_Input for this task_

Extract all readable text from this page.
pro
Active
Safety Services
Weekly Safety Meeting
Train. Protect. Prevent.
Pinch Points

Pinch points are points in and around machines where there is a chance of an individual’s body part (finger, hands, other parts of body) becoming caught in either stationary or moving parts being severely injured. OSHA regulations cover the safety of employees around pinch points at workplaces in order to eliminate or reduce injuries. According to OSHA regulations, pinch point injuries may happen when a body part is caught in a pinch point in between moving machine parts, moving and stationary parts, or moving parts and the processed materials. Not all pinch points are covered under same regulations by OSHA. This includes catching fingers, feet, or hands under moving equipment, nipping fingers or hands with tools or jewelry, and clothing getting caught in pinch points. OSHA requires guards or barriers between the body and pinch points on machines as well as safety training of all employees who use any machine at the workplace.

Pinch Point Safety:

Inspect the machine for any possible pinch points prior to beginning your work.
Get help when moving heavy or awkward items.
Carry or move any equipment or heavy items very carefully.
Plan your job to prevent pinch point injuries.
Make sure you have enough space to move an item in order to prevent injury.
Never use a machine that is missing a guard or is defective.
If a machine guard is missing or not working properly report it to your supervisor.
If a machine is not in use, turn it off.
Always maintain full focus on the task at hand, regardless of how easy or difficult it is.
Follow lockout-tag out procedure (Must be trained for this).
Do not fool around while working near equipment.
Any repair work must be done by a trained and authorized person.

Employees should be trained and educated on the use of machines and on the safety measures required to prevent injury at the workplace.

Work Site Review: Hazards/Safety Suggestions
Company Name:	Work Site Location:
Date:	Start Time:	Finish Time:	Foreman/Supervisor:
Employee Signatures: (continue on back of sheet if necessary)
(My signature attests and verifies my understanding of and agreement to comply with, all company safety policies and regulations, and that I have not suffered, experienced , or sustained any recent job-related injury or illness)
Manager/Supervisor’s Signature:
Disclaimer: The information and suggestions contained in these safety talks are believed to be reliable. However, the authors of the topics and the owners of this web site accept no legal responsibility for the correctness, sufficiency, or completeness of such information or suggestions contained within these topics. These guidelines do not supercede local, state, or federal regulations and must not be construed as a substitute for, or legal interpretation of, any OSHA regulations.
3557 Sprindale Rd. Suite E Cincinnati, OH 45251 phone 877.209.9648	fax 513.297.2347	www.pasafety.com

_Given problem_
Copy all lines from the material that contain "have".

_Answer in full_
Make sure you have enough space to move an item in order to prevent injury.
(My signature attests and verifies my understanding of and agreement to comply with, all company safety policies and regulations, and that I have not suffered, experienced , or sustained any recent job-related injury or illness)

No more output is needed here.